**Instruction:** Give only a count of the lines that include the string "гепатитов".

**Source records:**
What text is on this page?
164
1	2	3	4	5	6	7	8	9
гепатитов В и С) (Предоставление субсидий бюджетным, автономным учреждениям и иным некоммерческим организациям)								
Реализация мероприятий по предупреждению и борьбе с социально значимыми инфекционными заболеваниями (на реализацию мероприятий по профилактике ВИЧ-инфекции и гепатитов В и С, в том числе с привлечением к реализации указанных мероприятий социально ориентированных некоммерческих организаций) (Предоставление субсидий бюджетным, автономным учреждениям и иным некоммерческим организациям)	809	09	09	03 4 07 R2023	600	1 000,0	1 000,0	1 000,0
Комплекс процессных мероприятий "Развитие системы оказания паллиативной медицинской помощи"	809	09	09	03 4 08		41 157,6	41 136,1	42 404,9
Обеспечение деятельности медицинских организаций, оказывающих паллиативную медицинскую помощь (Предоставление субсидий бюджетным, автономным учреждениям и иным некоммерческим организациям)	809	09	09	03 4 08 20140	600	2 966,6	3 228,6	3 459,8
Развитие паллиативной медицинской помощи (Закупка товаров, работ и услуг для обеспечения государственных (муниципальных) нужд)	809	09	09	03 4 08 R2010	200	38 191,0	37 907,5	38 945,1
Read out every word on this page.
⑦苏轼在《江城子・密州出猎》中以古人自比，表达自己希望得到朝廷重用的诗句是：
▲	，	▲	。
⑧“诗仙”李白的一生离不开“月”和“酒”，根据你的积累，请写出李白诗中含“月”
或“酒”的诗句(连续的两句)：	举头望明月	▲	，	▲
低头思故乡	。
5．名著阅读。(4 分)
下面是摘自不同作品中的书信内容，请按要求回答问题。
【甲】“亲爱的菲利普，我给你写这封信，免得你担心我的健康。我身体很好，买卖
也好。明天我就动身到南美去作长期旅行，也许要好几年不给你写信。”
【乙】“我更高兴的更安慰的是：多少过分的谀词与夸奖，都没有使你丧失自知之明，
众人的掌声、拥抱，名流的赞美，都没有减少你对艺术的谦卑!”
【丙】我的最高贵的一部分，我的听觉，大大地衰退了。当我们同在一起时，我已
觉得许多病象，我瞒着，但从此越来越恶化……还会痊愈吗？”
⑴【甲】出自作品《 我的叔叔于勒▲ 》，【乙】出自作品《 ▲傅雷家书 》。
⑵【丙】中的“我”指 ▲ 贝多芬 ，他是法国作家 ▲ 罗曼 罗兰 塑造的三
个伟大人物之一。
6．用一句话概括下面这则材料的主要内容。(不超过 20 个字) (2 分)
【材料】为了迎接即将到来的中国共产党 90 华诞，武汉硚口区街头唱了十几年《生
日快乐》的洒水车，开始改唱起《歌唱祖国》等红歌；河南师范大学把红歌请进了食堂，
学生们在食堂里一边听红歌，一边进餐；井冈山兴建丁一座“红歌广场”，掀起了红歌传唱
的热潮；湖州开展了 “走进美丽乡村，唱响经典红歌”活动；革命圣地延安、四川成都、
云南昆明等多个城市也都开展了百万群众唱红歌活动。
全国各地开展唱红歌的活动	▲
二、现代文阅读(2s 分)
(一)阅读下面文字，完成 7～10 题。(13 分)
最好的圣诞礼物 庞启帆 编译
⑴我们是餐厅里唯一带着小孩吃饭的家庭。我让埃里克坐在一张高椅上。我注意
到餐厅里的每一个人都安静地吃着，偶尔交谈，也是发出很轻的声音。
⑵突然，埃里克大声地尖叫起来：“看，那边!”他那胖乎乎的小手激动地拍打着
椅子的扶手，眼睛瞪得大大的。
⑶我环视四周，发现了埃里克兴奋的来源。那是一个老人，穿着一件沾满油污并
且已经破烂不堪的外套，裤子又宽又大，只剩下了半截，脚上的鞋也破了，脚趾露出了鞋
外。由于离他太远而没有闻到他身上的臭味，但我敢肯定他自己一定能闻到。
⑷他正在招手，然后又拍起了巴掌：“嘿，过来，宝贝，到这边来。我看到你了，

**Output:** 2